#### PROBLEM
Report every line in the listing below where the string "transmit" shows up.

BEGIN RECORD EXTRACTS

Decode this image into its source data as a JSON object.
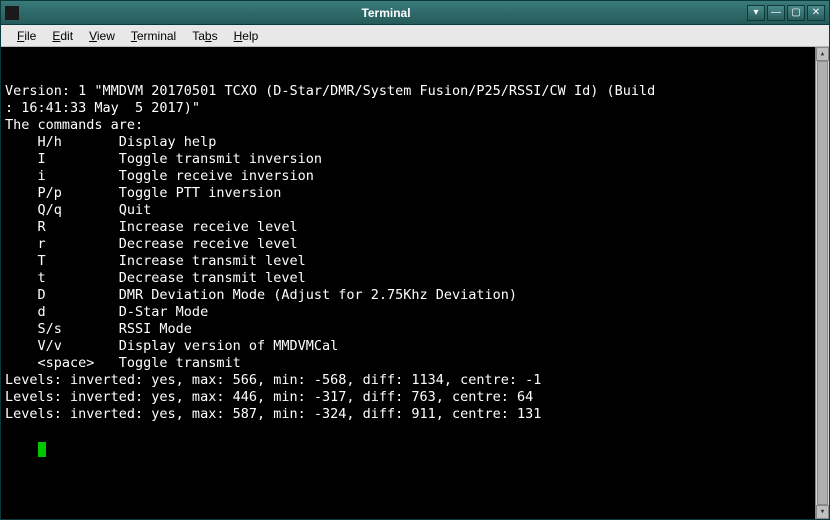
{
  "window": {
    "title": "Terminal"
  },
  "menubar": {
    "items": [
      {
        "label": "File",
        "accel": 0
      },
      {
        "label": "Edit",
        "accel": 0
      },
      {
        "label": "View",
        "accel": 0
      },
      {
        "label": "Terminal",
        "accel": 0
      },
      {
        "label": "Tabs",
        "accel": 2
      },
      {
        "label": "Help",
        "accel": 0
      }
    ]
  },
  "terminal": {
    "version_line_1": "Version: 1 \"MMDVM 20170501 TCXO (D-Star/DMR/System Fusion/P25/RSSI/CW Id) (Build",
    "version_line_2": ": 16:41:33 May  5 2017)\"",
    "commands_header": "The commands are:",
    "commands": [
      {
        "key": "H/h",
        "desc": "Display help"
      },
      {
        "key": "I",
        "desc": "Toggle transmit inversion"
      },
      {
        "key": "i",
        "desc": "Toggle receive inversion"
      },
      {
        "key": "P/p",
        "desc": "Toggle PTT inversion"
      },
      {
        "key": "Q/q",
        "desc": "Quit"
      },
      {
        "key": "R",
        "desc": "Increase receive level"
      },
      {
        "key": "r",
        "desc": "Decrease receive level"
      },
      {
        "key": "T",
        "desc": "Increase transmit level"
      },
      {
        "key": "t",
        "desc": "Decrease transmit level"
      },
      {
        "key": "D",
        "desc": "DMR Deviation Mode (Adjust for 2.75Khz Deviation)"
      },
      {
        "key": "d",
        "desc": "D-Star Mode"
      },
      {
        "key": "S/s",
        "desc": "RSSI Mode"
      },
      {
        "key": "V/v",
        "desc": "Display version of MMDVMCal"
      },
      {
        "key": "<space>",
        "desc": "Toggle transmit"
      }
    ],
    "levels": [
      {
        "inverted": "yes",
        "max": 566,
        "min": -568,
        "diff": 1134,
        "centre": -1
      },
      {
        "inverted": "yes",
        "max": 446,
        "min": -317,
        "diff": 763,
        "centre": 64
      },
      {
        "inverted": "yes",
        "max": 587,
        "min": -324,
        "diff": 911,
        "centre": 131
      }
    ]
  }
}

END RECORD EXTRACTS

#### REPLY
        "desc": "Toggle transmit inversion"
        "desc": "Increase transmit level"
        "desc": "Decrease transmit level"
        "desc": "Toggle transmit"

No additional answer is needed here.